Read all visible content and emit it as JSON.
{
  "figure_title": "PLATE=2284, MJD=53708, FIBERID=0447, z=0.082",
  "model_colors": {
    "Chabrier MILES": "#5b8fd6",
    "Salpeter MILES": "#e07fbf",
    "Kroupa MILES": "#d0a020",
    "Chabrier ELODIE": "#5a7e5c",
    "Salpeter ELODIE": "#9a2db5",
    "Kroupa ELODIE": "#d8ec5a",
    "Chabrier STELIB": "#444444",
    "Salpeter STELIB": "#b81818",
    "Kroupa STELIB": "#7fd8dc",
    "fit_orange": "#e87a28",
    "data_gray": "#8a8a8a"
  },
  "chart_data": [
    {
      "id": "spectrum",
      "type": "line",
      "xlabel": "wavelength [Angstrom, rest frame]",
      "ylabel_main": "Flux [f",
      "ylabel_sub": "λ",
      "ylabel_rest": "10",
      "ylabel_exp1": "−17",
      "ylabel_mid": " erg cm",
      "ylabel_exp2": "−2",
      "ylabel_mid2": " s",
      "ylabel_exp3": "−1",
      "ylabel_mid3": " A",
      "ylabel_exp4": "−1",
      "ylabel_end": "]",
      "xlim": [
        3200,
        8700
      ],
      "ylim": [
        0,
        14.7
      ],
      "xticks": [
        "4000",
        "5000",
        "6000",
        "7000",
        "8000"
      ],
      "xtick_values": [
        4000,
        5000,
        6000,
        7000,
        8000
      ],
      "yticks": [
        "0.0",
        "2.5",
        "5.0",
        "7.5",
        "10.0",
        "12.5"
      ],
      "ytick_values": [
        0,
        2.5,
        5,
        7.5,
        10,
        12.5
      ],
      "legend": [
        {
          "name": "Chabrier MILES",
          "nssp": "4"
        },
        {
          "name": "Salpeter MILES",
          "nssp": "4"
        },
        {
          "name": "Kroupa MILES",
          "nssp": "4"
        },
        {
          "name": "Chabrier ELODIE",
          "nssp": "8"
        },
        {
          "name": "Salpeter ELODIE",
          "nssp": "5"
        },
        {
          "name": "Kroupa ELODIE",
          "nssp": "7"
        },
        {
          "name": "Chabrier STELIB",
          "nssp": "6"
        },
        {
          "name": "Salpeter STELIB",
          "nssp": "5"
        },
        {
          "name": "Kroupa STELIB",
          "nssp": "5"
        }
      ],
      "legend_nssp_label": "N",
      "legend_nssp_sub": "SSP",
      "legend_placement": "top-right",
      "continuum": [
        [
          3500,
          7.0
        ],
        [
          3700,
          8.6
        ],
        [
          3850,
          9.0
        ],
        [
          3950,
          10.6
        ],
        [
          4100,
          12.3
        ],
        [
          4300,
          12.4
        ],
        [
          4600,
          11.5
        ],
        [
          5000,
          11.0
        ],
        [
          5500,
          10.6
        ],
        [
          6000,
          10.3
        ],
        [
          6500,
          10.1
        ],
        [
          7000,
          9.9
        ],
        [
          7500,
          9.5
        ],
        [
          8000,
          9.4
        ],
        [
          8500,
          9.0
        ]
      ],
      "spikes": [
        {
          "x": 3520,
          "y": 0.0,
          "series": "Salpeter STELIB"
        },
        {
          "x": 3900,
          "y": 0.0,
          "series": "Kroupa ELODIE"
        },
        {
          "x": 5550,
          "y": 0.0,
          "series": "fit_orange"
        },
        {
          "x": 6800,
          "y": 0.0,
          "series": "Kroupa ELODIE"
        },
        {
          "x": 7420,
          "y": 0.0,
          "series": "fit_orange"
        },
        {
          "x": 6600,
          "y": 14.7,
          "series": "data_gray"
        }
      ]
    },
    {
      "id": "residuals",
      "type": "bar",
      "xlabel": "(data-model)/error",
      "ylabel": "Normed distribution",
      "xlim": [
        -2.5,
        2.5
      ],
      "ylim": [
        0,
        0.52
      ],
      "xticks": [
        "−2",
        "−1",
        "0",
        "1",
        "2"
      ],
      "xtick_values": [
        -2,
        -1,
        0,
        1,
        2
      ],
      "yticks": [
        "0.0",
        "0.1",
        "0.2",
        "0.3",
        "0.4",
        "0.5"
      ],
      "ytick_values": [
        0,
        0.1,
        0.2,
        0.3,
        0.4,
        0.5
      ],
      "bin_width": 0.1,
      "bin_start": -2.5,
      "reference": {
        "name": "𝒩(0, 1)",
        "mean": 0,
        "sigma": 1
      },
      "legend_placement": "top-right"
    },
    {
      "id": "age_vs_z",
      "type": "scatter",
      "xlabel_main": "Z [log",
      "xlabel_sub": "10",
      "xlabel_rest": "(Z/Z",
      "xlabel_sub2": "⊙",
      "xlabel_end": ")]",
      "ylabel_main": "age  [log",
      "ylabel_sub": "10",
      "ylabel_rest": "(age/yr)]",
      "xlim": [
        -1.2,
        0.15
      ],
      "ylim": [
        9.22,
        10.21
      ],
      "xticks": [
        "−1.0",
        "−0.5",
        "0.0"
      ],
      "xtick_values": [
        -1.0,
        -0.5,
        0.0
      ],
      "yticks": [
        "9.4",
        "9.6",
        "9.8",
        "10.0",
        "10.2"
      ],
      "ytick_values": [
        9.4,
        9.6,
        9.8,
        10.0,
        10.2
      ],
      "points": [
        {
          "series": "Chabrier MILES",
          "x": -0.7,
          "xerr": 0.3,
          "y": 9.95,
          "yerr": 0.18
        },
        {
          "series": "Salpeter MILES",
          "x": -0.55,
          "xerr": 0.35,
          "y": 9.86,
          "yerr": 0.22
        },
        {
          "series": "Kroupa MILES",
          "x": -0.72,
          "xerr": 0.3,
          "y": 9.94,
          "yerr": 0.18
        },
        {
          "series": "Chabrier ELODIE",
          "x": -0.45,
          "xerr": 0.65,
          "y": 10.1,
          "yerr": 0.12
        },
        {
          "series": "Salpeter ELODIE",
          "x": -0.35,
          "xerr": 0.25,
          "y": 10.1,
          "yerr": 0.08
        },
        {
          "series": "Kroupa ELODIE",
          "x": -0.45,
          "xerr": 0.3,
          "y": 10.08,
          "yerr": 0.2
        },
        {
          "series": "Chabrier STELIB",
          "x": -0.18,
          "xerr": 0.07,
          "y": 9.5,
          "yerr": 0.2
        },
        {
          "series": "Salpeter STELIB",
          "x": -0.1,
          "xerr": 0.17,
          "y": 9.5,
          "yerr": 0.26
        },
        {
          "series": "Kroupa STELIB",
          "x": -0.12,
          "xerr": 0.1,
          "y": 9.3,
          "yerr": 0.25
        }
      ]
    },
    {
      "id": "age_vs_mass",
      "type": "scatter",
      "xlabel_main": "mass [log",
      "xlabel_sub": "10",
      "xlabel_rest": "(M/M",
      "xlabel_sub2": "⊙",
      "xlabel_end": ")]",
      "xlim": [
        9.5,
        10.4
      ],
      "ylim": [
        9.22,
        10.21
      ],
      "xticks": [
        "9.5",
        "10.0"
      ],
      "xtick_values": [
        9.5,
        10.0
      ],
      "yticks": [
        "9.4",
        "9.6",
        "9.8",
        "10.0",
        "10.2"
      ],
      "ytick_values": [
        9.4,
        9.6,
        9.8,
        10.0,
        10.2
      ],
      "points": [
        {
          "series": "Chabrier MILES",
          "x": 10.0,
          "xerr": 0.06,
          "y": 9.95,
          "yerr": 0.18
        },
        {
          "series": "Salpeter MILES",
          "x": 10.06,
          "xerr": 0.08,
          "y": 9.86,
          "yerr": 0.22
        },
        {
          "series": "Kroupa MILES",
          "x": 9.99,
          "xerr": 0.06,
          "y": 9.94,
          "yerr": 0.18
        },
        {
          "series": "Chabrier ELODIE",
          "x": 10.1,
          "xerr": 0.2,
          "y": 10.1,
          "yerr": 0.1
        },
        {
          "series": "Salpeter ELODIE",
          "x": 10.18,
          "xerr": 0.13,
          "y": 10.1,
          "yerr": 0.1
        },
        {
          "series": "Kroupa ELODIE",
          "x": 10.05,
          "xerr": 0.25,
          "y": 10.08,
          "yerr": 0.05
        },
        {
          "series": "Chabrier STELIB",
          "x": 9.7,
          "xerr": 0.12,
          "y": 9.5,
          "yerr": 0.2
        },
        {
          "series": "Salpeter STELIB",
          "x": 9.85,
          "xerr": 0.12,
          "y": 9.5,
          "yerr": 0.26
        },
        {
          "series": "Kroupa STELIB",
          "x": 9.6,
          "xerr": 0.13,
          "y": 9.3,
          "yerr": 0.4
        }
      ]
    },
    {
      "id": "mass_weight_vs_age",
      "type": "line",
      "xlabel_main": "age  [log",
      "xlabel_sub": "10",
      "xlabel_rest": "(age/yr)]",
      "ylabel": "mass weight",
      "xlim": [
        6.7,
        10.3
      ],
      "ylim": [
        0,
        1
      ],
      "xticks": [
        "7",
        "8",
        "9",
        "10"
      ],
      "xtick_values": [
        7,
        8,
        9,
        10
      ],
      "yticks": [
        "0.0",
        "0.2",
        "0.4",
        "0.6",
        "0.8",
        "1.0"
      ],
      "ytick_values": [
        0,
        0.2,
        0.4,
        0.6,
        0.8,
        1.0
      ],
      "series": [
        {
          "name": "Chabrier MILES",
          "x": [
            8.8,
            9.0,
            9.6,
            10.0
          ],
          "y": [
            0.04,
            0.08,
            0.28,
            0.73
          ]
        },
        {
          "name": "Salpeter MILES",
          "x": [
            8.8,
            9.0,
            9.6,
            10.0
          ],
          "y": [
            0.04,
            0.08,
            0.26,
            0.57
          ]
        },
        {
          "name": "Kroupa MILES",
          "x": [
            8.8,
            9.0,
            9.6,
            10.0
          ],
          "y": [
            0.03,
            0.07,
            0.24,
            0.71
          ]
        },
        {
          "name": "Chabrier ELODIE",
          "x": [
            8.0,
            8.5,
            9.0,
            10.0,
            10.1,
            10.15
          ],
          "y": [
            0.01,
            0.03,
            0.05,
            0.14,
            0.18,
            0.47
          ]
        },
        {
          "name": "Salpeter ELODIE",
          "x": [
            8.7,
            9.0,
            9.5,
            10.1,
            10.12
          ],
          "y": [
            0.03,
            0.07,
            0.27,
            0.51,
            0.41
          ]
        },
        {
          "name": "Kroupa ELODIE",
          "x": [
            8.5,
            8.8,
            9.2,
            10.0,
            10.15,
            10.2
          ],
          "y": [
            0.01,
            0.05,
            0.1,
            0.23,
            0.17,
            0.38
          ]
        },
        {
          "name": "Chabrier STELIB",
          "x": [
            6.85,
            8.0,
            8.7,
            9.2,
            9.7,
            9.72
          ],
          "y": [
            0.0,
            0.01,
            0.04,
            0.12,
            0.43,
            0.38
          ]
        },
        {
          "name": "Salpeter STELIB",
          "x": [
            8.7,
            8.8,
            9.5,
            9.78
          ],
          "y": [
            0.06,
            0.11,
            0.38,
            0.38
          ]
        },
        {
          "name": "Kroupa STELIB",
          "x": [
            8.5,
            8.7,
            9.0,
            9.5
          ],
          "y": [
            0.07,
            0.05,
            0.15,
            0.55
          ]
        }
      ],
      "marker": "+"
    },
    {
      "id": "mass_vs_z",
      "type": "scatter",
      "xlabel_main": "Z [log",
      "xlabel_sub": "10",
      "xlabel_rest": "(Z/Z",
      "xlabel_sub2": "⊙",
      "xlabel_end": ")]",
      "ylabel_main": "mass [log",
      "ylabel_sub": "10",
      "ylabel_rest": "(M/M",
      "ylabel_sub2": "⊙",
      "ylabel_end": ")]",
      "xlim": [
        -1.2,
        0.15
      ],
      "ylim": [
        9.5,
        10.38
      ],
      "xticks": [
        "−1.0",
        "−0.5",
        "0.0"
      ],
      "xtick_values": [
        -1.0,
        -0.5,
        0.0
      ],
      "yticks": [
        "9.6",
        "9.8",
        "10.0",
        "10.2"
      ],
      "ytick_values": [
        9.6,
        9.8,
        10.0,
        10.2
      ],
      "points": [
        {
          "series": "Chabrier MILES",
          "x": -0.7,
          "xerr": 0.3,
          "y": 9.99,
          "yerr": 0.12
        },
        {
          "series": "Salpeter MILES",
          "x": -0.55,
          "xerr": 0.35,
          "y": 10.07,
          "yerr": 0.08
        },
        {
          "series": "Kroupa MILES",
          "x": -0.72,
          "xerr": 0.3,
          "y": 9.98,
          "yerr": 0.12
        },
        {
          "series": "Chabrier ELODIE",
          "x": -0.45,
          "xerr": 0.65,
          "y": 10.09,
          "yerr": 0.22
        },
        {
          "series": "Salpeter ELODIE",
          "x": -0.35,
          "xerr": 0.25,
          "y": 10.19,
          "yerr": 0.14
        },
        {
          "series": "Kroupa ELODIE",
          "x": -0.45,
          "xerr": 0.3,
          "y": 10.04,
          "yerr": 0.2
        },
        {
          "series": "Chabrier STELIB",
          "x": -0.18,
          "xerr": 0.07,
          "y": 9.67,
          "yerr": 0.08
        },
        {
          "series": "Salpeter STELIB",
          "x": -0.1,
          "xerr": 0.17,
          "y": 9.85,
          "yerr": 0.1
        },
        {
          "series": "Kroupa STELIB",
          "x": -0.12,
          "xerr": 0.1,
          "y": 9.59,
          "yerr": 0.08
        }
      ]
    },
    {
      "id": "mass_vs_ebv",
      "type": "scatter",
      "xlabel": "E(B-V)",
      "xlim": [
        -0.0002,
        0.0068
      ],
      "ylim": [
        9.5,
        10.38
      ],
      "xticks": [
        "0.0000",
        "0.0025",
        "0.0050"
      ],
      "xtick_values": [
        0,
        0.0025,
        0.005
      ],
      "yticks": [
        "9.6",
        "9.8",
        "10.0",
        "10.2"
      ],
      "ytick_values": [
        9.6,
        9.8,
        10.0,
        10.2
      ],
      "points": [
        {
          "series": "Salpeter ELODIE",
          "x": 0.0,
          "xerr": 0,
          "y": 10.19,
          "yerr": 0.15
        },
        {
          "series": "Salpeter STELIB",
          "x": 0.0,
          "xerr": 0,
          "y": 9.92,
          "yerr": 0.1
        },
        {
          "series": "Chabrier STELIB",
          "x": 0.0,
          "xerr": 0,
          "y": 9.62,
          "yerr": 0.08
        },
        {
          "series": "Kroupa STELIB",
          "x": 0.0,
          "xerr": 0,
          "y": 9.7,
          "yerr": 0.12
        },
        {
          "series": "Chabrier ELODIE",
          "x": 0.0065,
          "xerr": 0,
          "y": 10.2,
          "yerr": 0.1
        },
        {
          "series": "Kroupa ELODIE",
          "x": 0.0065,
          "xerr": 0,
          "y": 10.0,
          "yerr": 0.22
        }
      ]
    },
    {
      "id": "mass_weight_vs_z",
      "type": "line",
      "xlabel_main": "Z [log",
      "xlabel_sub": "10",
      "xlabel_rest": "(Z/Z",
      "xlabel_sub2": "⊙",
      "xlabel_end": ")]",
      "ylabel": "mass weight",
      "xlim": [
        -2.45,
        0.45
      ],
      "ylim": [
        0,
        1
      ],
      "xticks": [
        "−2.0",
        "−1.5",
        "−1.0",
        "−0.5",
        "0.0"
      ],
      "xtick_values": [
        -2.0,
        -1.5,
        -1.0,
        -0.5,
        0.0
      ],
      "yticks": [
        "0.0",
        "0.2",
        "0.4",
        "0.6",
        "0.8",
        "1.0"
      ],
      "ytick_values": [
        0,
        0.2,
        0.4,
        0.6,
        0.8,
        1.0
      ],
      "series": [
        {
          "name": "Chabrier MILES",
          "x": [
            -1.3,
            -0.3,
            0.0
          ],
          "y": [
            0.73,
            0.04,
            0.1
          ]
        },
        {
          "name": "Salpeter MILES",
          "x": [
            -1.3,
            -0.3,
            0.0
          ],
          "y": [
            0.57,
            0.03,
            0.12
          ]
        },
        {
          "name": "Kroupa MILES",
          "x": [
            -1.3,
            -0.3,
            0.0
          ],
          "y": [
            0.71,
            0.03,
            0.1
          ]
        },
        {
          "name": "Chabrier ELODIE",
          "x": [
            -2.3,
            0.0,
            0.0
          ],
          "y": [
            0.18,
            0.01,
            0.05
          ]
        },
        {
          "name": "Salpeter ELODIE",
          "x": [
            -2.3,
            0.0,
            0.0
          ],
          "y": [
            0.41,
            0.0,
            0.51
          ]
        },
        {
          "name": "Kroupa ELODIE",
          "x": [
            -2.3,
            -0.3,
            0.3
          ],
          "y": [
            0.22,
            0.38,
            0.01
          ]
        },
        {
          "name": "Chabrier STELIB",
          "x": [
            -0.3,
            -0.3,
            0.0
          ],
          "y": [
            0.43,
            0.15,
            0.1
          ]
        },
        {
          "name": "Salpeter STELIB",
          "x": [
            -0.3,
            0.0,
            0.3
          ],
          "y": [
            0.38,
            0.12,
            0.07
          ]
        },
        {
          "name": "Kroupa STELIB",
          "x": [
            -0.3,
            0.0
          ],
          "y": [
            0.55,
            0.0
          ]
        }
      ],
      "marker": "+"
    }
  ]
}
* * * *
GOAL: Check the data for the word "right" and pull out the lines that have it.

CORRECT OUTPUT:
      "legend_placement": "top-right",
      "legend_placement": "top-right"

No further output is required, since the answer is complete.